EXERCISE PROMPT | Omit all images. Write out the rest of the material exactly.

DATA RECORDS |
********

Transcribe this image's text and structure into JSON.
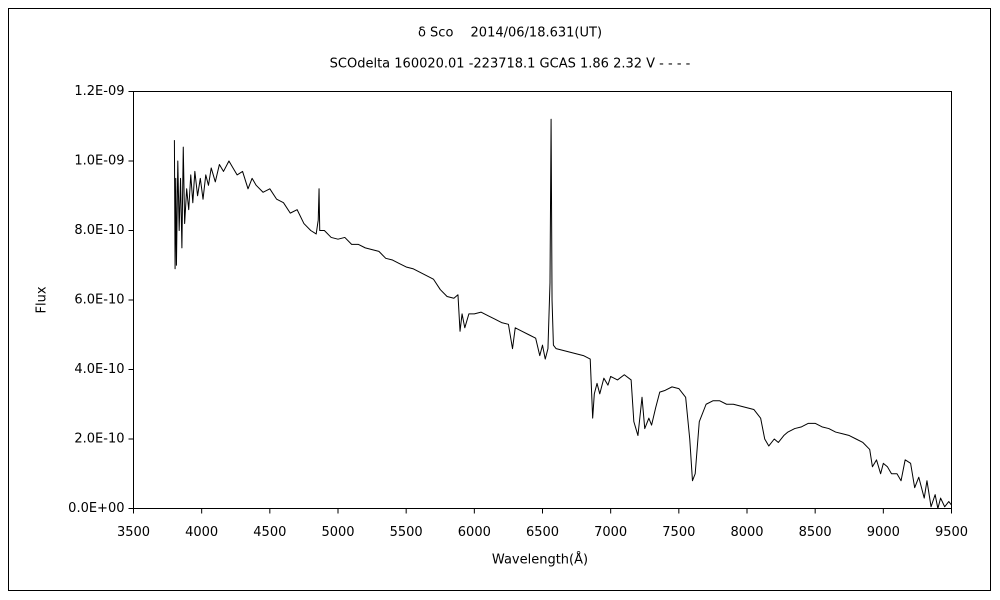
{
  "chart_data": {
    "type": "line",
    "title": "δ Sco　 2014/06/18.631(UT)",
    "subtitle": "SCOdelta 160020.01 -223718.1 GCAS 1.86 2.32 V - - - -",
    "x_label": "Wavelength(Å)",
    "y_label": "Flux",
    "xlim": [
      3500,
      9500
    ],
    "xticks": [
      3500,
      4000,
      4500,
      5000,
      5500,
      6000,
      6500,
      7000,
      7500,
      8000,
      8500,
      9000,
      9500
    ],
    "ylim": [
      0,
      1.2e-09
    ],
    "yticks": [
      {
        "value": 0,
        "label": "0.0E+00"
      },
      {
        "value": 2e-10,
        "label": "2.0E-10"
      },
      {
        "value": 4e-10,
        "label": "4.0E-10"
      },
      {
        "value": 6e-10,
        "label": "6.0E-10"
      },
      {
        "value": 8e-10,
        "label": "8.0E-10"
      },
      {
        "value": 1e-09,
        "label": "1.0E-09"
      },
      {
        "value": 1.2e-09,
        "label": "1.2E-09"
      }
    ],
    "color": "#000000",
    "x": [
      3800,
      3805,
      3810,
      3815,
      3825,
      3835,
      3845,
      3855,
      3865,
      3875,
      3890,
      3905,
      3920,
      3935,
      3950,
      3970,
      3990,
      4010,
      4030,
      4050,
      4070,
      4100,
      4130,
      4160,
      4200,
      4230,
      4260,
      4300,
      4340,
      4370,
      4400,
      4450,
      4500,
      4550,
      4600,
      4650,
      4700,
      4750,
      4800,
      4840,
      4855,
      4861,
      4866,
      4900,
      4950,
      5000,
      5050,
      5100,
      5150,
      5200,
      5250,
      5300,
      5350,
      5400,
      5450,
      5500,
      5550,
      5600,
      5650,
      5700,
      5750,
      5800,
      5850,
      5880,
      5895,
      5910,
      5930,
      5960,
      6000,
      6050,
      6100,
      6150,
      6200,
      6250,
      6280,
      6300,
      6350,
      6400,
      6450,
      6480,
      6500,
      6520,
      6540,
      6555,
      6563,
      6570,
      6580,
      6600,
      6650,
      6700,
      6750,
      6800,
      6850,
      6868,
      6880,
      6900,
      6920,
      6950,
      6980,
      7000,
      7050,
      7100,
      7150,
      7170,
      7200,
      7230,
      7250,
      7280,
      7300,
      7330,
      7360,
      7400,
      7450,
      7500,
      7550,
      7580,
      7600,
      7620,
      7650,
      7700,
      7750,
      7800,
      7850,
      7900,
      7950,
      8000,
      8050,
      8100,
      8130,
      8160,
      8200,
      8230,
      8270,
      8300,
      8350,
      8400,
      8450,
      8500,
      8550,
      8600,
      8650,
      8700,
      8750,
      8800,
      8850,
      8900,
      8920,
      8950,
      8980,
      9000,
      9030,
      9060,
      9100,
      9130,
      9160,
      9200,
      9230,
      9260,
      9300,
      9320,
      9350,
      9380,
      9400,
      9420,
      9450,
      9480,
      9500
    ],
    "values": [
      1.06e-09,
      6.9e-10,
      9.5e-10,
      7e-10,
      1e-09,
      8e-10,
      9.5e-10,
      7.5e-10,
      1.04e-09,
      8.2e-10,
      9.2e-10,
      8.6e-10,
      9.6e-10,
      8.8e-10,
      9.7e-10,
      9e-10,
      9.5e-10,
      8.9e-10,
      9.6e-10,
      9.3e-10,
      9.8e-10,
      9.4e-10,
      9.9e-10,
      9.7e-10,
      1e-09,
      9.8e-10,
      9.6e-10,
      9.7e-10,
      9.2e-10,
      9.5e-10,
      9.3e-10,
      9.1e-10,
      9.2e-10,
      8.9e-10,
      8.8e-10,
      8.5e-10,
      8.6e-10,
      8.2e-10,
      8e-10,
      7.9e-10,
      8.3e-10,
      9.2e-10,
      8e-10,
      8e-10,
      7.8e-10,
      7.75e-10,
      7.8e-10,
      7.6e-10,
      7.6e-10,
      7.5e-10,
      7.45e-10,
      7.4e-10,
      7.2e-10,
      7.15e-10,
      7.05e-10,
      6.95e-10,
      6.9e-10,
      6.8e-10,
      6.7e-10,
      6.6e-10,
      6.3e-10,
      6.1e-10,
      6.05e-10,
      6.15e-10,
      5.1e-10,
      5.6e-10,
      5.2e-10,
      5.6e-10,
      5.6e-10,
      5.65e-10,
      5.55e-10,
      5.45e-10,
      5.35e-10,
      5.3e-10,
      4.6e-10,
      5.2e-10,
      5.1e-10,
      5e-10,
      4.9e-10,
      4.4e-10,
      4.7e-10,
      4.3e-10,
      4.6e-10,
      6.5e-10,
      1.12e-09,
      6e-10,
      4.7e-10,
      4.6e-10,
      4.55e-10,
      4.5e-10,
      4.45e-10,
      4.4e-10,
      4.3e-10,
      2.6e-10,
      3.3e-10,
      3.6e-10,
      3.3e-10,
      3.75e-10,
      3.55e-10,
      3.8e-10,
      3.7e-10,
      3.85e-10,
      3.7e-10,
      2.5e-10,
      2.1e-10,
      3.2e-10,
      2.3e-10,
      2.6e-10,
      2.4e-10,
      2.9e-10,
      3.35e-10,
      3.4e-10,
      3.5e-10,
      3.45e-10,
      3.2e-10,
      2e-10,
      8e-11,
      1e-10,
      2.5e-10,
      3e-10,
      3.1e-10,
      3.1e-10,
      3e-10,
      3e-10,
      2.95e-10,
      2.9e-10,
      2.85e-10,
      2.6e-10,
      2e-10,
      1.8e-10,
      2e-10,
      1.9e-10,
      2.1e-10,
      2.2e-10,
      2.3e-10,
      2.35e-10,
      2.45e-10,
      2.45e-10,
      2.35e-10,
      2.3e-10,
      2.2e-10,
      2.15e-10,
      2.1e-10,
      2e-10,
      1.9e-10,
      1.7e-10,
      1.2e-10,
      1.4e-10,
      1e-10,
      1.3e-10,
      1.2e-10,
      1e-10,
      1e-10,
      8e-11,
      1.4e-10,
      1.3e-10,
      6e-11,
      9e-11,
      3e-11,
      8e-11,
      5e-12,
      4e-11,
      0,
      3e-11,
      5e-12,
      2e-11,
      1e-11
    ]
  }
}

********

WRITTEN RESPONSE |
Transcribe this image's text and structure into JSON.
{
  "chart_data": {
    "type": "line",
    "title": "δ Sco　 2014/06/18.631(UT)",
    "subtitle": "SCOdelta 160020.01 -223718.1 GCAS 1.86 2.32 V - - - -",
    "x_label": "Wavelength(Å)",
    "y_label": "Flux",
    "xlim": [
      3500,
      9500
    ],
    "xticks": [
      3500,
      4000,
      4500,
      5000,
      5500,
      6000,
      6500,
      7000,
      7500,
      8000,
      8500,
      9000,
      9500
    ],
    "ylim": [
      0,
      1.2e-09
    ],
    "yticks": [
      {
        "value": 0,
        "label": "0.0E+00"
      },
      {
        "value": 2e-10,
        "label": "2.0E-10"
      },
      {
        "value": 4e-10,
        "label": "4.0E-10"
      },
      {
        "value": 6e-10,
        "label": "6.0E-10"
      },
      {
        "value": 8e-10,
        "label": "8.0E-10"
      },
      {
        "value": 1e-09,
        "label": "1.0E-09"
      },
      {
        "value": 1.2e-09,
        "label": "1.2E-09"
      }
    ],
    "color": "#000000",
    "x": [
      3800,
      3805,
      3810,
      3815,
      3825,
      3835,
      3845,
      3855,
      3865,
      3875,
      3890,
      3905,
      3920,
      3935,
      3950,
      3970,
      3990,
      4010,
      4030,
      4050,
      4070,
      4100,
      4130,
      4160,
      4200,
      4230,
      4260,
      4300,
      4340,
      4370,
      4400,
      4450,
      4500,
      4550,
      4600,
      4650,
      4700,
      4750,
      4800,
      4840,
      4855,
      4861,
      4866,
      4900,
      4950,
      5000,
      5050,
      5100,
      5150,
      5200,
      5250,
      5300,
      5350,
      5400,
      5450,
      5500,
      5550,
      5600,
      5650,
      5700,
      5750,
      5800,
      5850,
      5880,
      5895,
      5910,
      5930,
      5960,
      6000,
      6050,
      6100,
      6150,
      6200,
      6250,
      6280,
      6300,
      6350,
      6400,
      6450,
      6480,
      6500,
      6520,
      6540,
      6555,
      6563,
      6570,
      6580,
      6600,
      6650,
      6700,
      6750,
      6800,
      6850,
      6868,
      6880,
      6900,
      6920,
      6950,
      6980,
      7000,
      7050,
      7100,
      7150,
      7170,
      7200,
      7230,
      7250,
      7280,
      7300,
      7330,
      7360,
      7400,
      7450,
      7500,
      7550,
      7580,
      7600,
      7620,
      7650,
      7700,
      7750,
      7800,
      7850,
      7900,
      7950,
      8000,
      8050,
      8100,
      8130,
      8160,
      8200,
      8230,
      8270,
      8300,
      8350,
      8400,
      8450,
      8500,
      8550,
      8600,
      8650,
      8700,
      8750,
      8800,
      8850,
      8900,
      8920,
      8950,
      8980,
      9000,
      9030,
      9060,
      9100,
      9130,
      9160,
      9200,
      9230,
      9260,
      9300,
      9320,
      9350,
      9380,
      9400,
      9420,
      9450,
      9480,
      9500
    ],
    "values": [
      1.06e-09,
      6.9e-10,
      9.5e-10,
      7e-10,
      1e-09,
      8e-10,
      9.5e-10,
      7.5e-10,
      1.04e-09,
      8.2e-10,
      9.2e-10,
      8.6e-10,
      9.6e-10,
      8.8e-10,
      9.7e-10,
      9e-10,
      9.5e-10,
      8.9e-10,
      9.6e-10,
      9.3e-10,
      9.8e-10,
      9.4e-10,
      9.9e-10,
      9.7e-10,
      1e-09,
      9.8e-10,
      9.6e-10,
      9.7e-10,
      9.2e-10,
      9.5e-10,
      9.3e-10,
      9.1e-10,
      9.2e-10,
      8.9e-10,
      8.8e-10,
      8.5e-10,
      8.6e-10,
      8.2e-10,
      8e-10,
      7.9e-10,
      8.3e-10,
      9.2e-10,
      8e-10,
      8e-10,
      7.8e-10,
      7.75e-10,
      7.8e-10,
      7.6e-10,
      7.6e-10,
      7.5e-10,
      7.45e-10,
      7.4e-10,
      7.2e-10,
      7.15e-10,
      7.05e-10,
      6.95e-10,
      6.9e-10,
      6.8e-10,
      6.7e-10,
      6.6e-10,
      6.3e-10,
      6.1e-10,
      6.05e-10,
      6.15e-10,
      5.1e-10,
      5.6e-10,
      5.2e-10,
      5.6e-10,
      5.6e-10,
      5.65e-10,
      5.55e-10,
      5.45e-10,
      5.35e-10,
      5.3e-10,
      4.6e-10,
      5.2e-10,
      5.1e-10,
      5e-10,
      4.9e-10,
      4.4e-10,
      4.7e-10,
      4.3e-10,
      4.6e-10,
      6.5e-10,
      1.12e-09,
      6e-10,
      4.7e-10,
      4.6e-10,
      4.55e-10,
      4.5e-10,
      4.45e-10,
      4.4e-10,
      4.3e-10,
      2.6e-10,
      3.3e-10,
      3.6e-10,
      3.3e-10,
      3.75e-10,
      3.55e-10,
      3.8e-10,
      3.7e-10,
      3.85e-10,
      3.7e-10,
      2.5e-10,
      2.1e-10,
      3.2e-10,
      2.3e-10,
      2.6e-10,
      2.4e-10,
      2.9e-10,
      3.35e-10,
      3.4e-10,
      3.5e-10,
      3.45e-10,
      3.2e-10,
      2e-10,
      8e-11,
      1e-10,
      2.5e-10,
      3e-10,
      3.1e-10,
      3.1e-10,
      3e-10,
      3e-10,
      2.95e-10,
      2.9e-10,
      2.85e-10,
      2.6e-10,
      2e-10,
      1.8e-10,
      2e-10,
      1.9e-10,
      2.1e-10,
      2.2e-10,
      2.3e-10,
      2.35e-10,
      2.45e-10,
      2.45e-10,
      2.35e-10,
      2.3e-10,
      2.2e-10,
      2.15e-10,
      2.1e-10,
      2e-10,
      1.9e-10,
      1.7e-10,
      1.2e-10,
      1.4e-10,
      1e-10,
      1.3e-10,
      1.2e-10,
      1e-10,
      1e-10,
      8e-11,
      1.4e-10,
      1.3e-10,
      6e-11,
      9e-11,
      3e-11,
      8e-11,
      5e-12,
      4e-11,
      0,
      3e-11,
      5e-12,
      2e-11,
      1e-11
    ]
  }
}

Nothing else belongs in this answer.